Your task is to copy the listing exactly. Drop any pictures from the copy.
— START Data for this task —
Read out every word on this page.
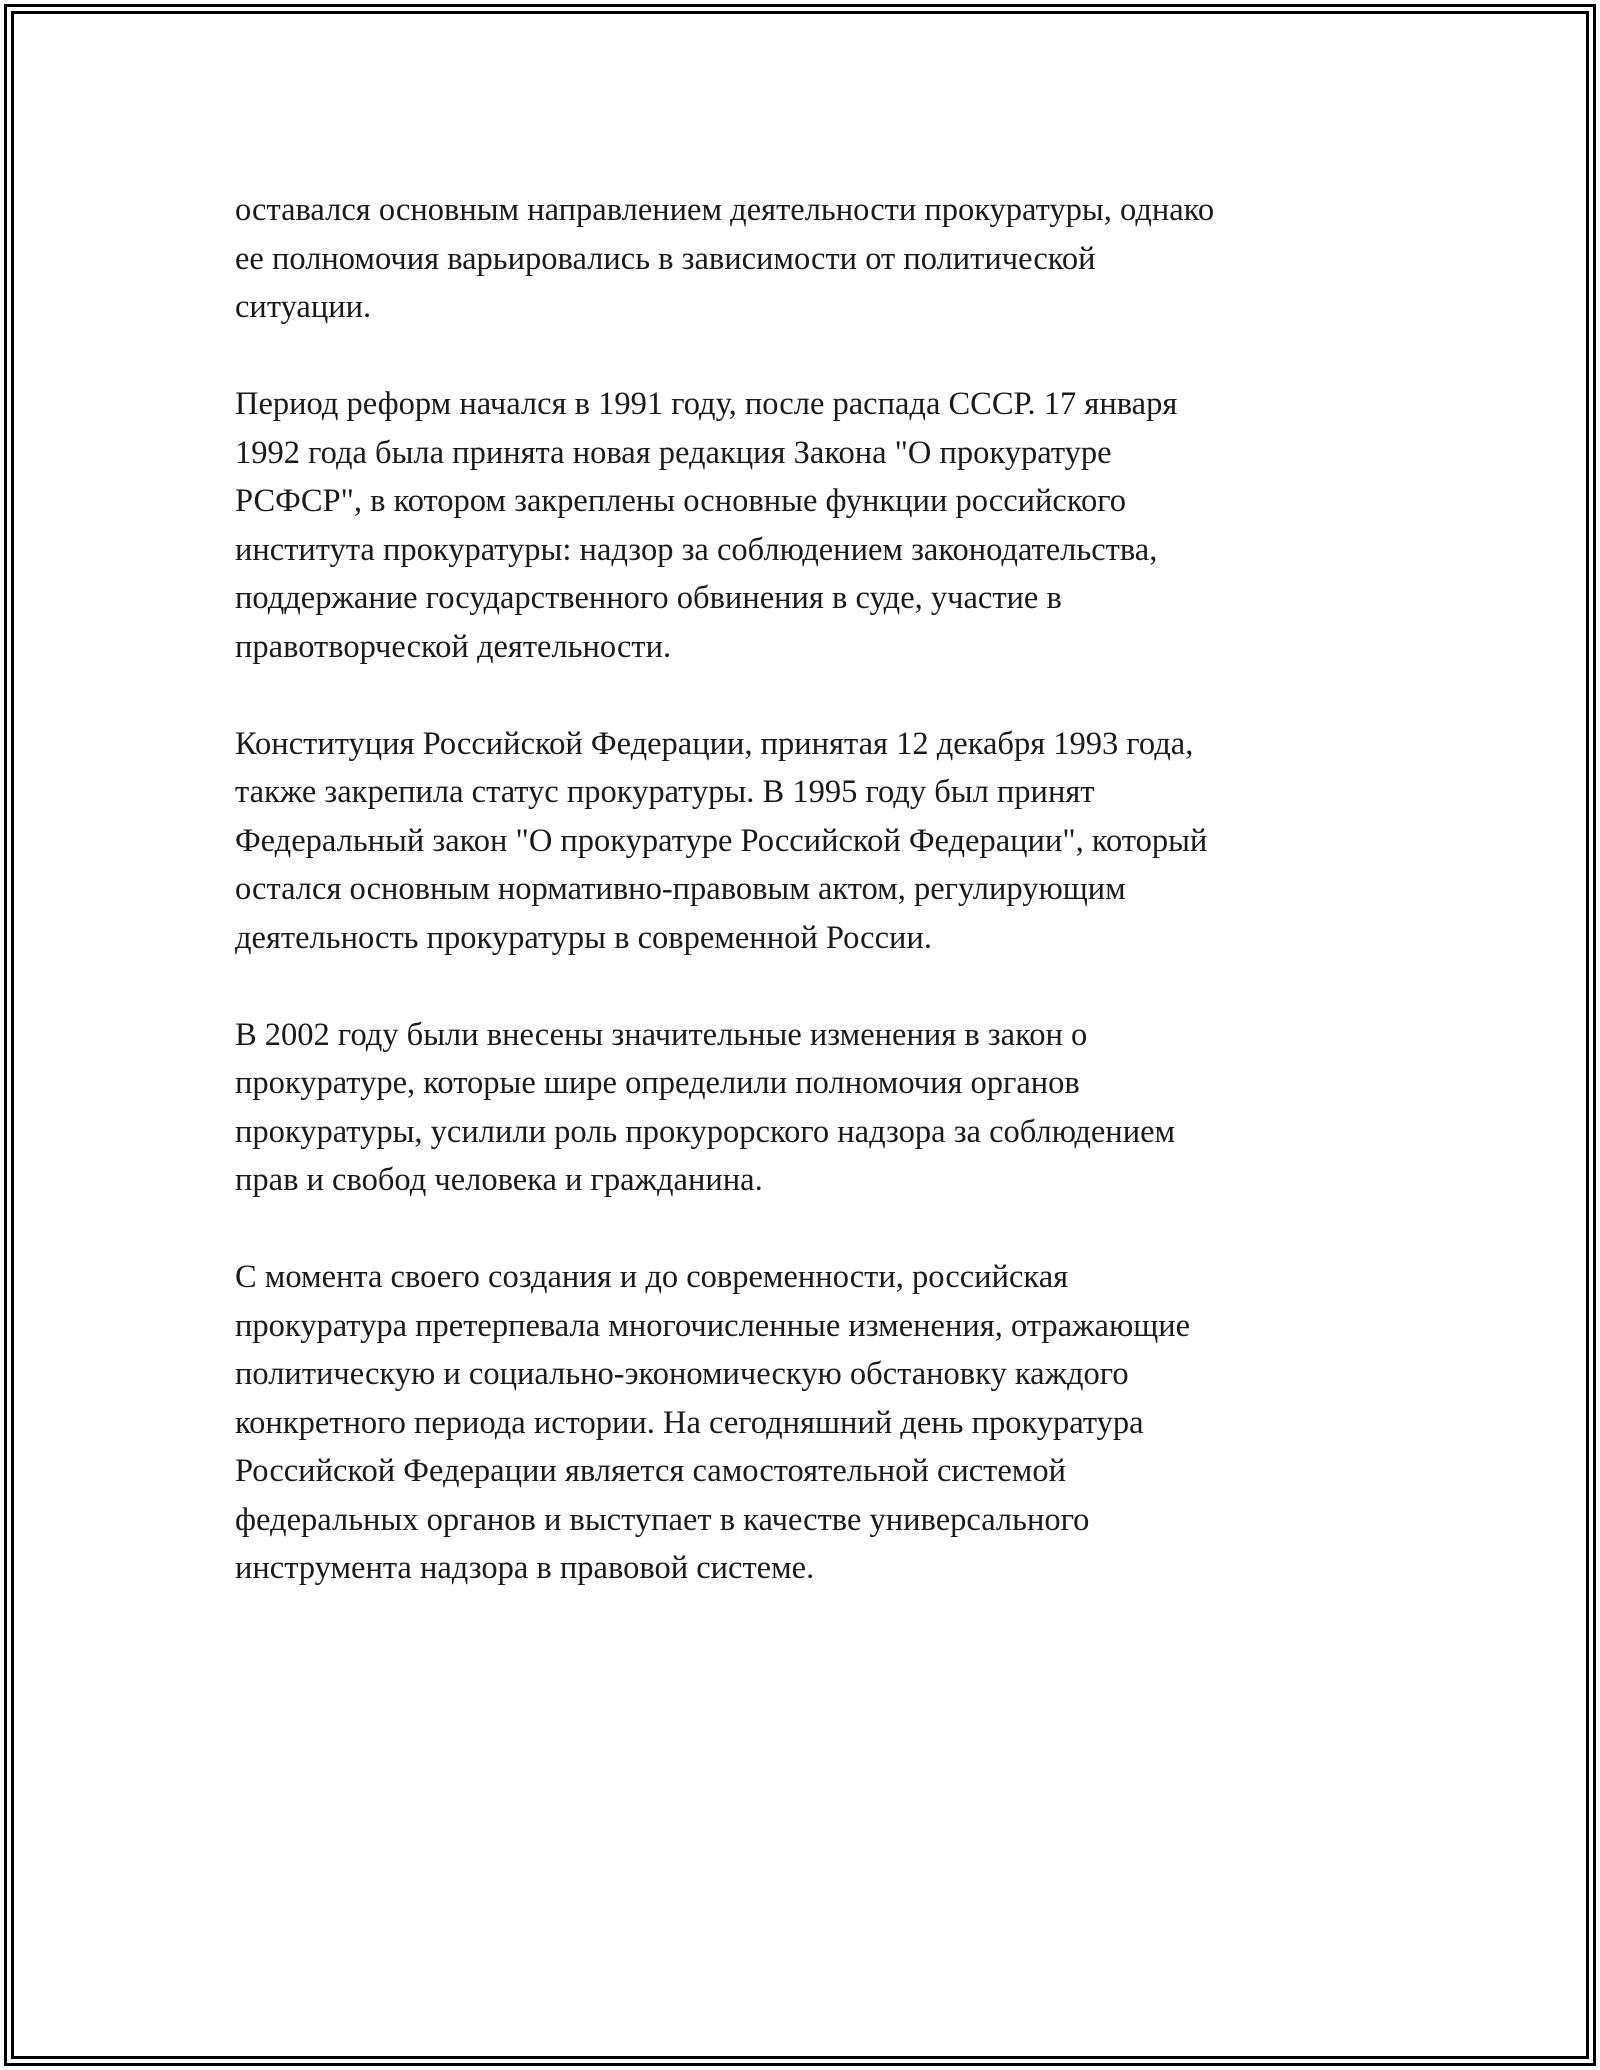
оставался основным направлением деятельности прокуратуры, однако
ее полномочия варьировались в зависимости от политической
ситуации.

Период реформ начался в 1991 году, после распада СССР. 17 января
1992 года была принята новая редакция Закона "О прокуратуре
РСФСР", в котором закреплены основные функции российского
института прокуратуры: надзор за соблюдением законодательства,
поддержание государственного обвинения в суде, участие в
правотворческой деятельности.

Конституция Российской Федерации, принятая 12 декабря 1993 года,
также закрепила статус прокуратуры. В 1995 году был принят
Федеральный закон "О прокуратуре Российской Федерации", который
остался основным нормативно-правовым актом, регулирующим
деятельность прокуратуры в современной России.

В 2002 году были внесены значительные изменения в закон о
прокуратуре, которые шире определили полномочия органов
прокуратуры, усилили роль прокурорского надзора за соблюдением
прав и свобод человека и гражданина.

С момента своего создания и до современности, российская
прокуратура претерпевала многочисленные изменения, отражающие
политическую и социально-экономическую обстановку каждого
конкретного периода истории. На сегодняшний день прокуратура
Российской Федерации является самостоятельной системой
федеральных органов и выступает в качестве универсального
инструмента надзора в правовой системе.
— END Data for this task —
▶ **Task result**
Read out every word on this page.
оставался основным направлением деятельности прокуратуры, однако
ее полномочия варьировались в зависимости от политической
ситуации.

Период реформ начался в 1991 году, после распада СССР. 17 января
1992 года была принята новая редакция Закона "О прокуратуре
РСФСР", в котором закреплены основные функции российского
института прокуратуры: надзор за соблюдением законодательства,
поддержание государственного обвинения в суде, участие в
правотворческой деятельности.

Конституция Российской Федерации, принятая 12 декабря 1993 года,
также закрепила статус прокуратуры. В 1995 году был принят
Федеральный закон "О прокуратуре Российской Федерации", который
остался основным нормативно-правовым актом, регулирующим
деятельность прокуратуры в современной России.

В 2002 году были внесены значительные изменения в закон о
прокуратуре, которые шире определили полномочия органов
прокуратуры, усилили роль прокурорского надзора за соблюдением
прав и свобод человека и гражданина.

С момента своего создания и до современности, российская
прокуратура претерпевала многочисленные изменения, отражающие
политическую и социально-экономическую обстановку каждого
конкретного периода истории. На сегодняшний день прокуратура
Российской Федерации является самостоятельной системой
федеральных органов и выступает в качестве универсального
инструмента надзора в правовой системе.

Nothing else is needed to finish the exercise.